**Task goal**: Report back each line of the records that contains the string "they".

________________

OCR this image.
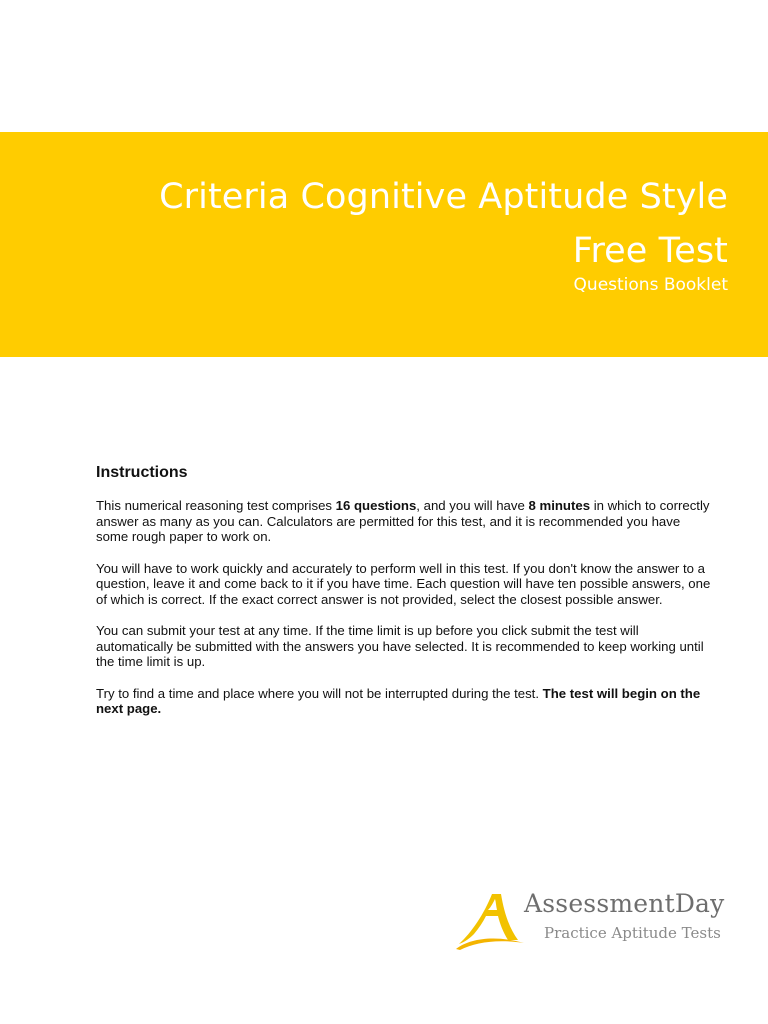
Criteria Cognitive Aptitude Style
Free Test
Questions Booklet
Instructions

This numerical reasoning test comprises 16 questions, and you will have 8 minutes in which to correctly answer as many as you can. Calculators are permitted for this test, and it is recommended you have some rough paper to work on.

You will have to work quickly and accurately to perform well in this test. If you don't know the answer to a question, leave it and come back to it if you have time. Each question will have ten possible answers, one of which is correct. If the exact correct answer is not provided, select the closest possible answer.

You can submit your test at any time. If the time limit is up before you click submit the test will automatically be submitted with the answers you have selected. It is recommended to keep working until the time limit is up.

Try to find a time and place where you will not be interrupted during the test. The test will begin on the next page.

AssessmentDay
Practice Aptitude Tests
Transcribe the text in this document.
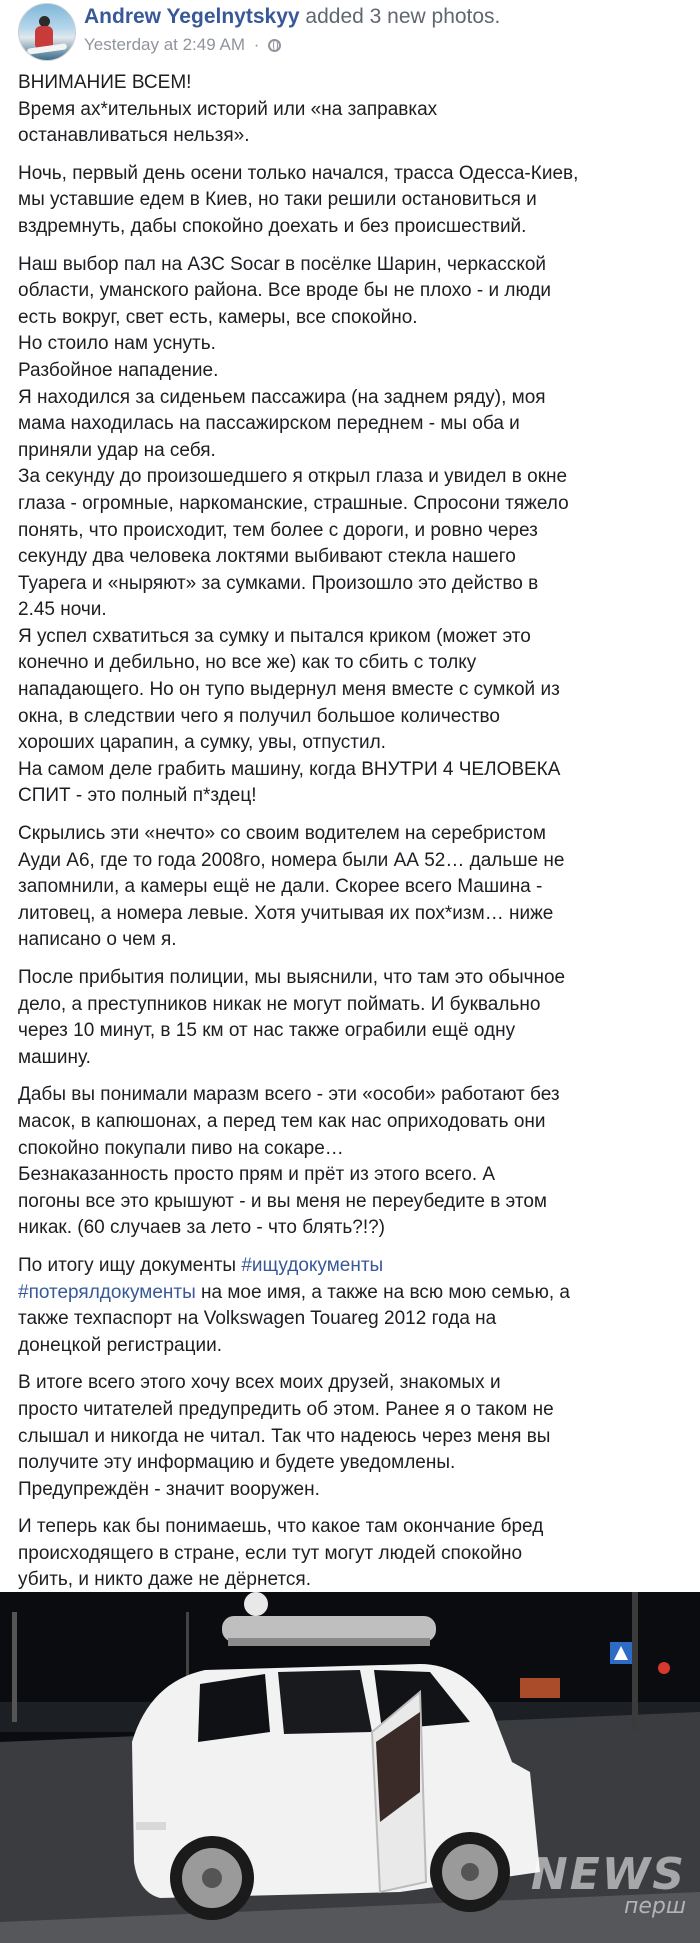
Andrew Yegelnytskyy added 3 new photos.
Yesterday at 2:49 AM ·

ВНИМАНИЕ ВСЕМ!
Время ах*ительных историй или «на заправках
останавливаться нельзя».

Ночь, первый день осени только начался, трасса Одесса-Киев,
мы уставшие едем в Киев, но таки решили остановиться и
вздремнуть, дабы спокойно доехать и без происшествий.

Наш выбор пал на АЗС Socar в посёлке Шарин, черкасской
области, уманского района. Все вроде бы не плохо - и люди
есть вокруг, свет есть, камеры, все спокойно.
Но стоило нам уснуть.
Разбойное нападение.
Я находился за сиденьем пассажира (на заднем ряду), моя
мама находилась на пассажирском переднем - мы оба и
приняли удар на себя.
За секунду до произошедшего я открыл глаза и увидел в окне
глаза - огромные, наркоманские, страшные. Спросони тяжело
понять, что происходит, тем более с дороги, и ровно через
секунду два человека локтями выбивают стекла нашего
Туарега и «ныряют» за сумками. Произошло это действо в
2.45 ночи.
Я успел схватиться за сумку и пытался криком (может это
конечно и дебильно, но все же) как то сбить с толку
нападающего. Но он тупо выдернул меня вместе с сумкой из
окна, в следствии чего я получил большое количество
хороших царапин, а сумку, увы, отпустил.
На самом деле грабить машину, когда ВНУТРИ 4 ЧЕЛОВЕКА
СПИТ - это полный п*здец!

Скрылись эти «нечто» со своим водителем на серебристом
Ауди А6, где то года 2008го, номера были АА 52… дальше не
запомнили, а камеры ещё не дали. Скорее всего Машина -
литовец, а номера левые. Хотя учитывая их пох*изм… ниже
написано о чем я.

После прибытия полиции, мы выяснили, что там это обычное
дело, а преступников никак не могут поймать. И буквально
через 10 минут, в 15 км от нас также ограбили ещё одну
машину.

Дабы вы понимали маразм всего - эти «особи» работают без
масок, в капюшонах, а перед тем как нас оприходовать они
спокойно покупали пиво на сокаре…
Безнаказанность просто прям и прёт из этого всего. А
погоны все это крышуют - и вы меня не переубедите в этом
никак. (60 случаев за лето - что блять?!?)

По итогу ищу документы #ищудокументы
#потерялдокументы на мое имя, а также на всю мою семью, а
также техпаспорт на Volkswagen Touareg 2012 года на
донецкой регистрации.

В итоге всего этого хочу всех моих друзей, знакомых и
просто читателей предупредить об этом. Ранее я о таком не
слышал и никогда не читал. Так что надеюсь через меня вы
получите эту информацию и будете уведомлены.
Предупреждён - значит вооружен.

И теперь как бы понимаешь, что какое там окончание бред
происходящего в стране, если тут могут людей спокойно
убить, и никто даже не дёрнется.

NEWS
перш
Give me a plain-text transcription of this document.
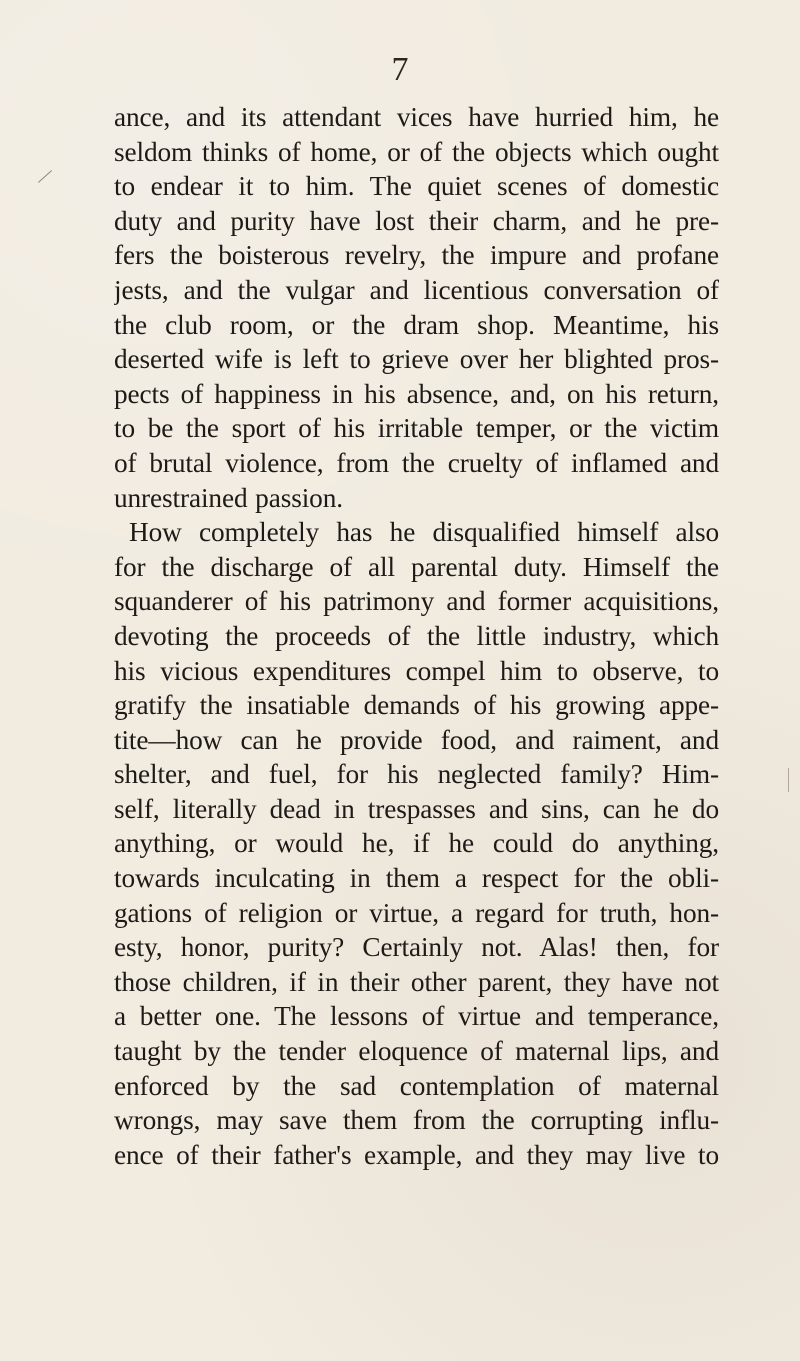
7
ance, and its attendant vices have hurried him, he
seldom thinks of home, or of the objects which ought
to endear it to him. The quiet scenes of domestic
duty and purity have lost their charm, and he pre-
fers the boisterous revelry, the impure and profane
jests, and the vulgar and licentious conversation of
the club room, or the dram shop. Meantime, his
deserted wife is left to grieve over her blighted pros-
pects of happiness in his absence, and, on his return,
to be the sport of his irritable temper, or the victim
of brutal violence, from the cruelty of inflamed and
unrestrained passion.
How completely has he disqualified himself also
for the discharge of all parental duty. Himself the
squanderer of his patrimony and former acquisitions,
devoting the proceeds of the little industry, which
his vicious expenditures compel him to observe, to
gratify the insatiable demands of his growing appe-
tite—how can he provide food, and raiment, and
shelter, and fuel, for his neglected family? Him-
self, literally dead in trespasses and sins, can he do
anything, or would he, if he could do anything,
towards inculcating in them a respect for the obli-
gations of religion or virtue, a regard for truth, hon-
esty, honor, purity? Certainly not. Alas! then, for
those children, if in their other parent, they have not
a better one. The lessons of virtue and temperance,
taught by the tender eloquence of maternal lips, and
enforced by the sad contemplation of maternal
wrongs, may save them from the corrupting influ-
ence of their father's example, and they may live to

________________

**Expected answer**:
those children, if in their other parent, they have not
ence of their father's example, and they may live to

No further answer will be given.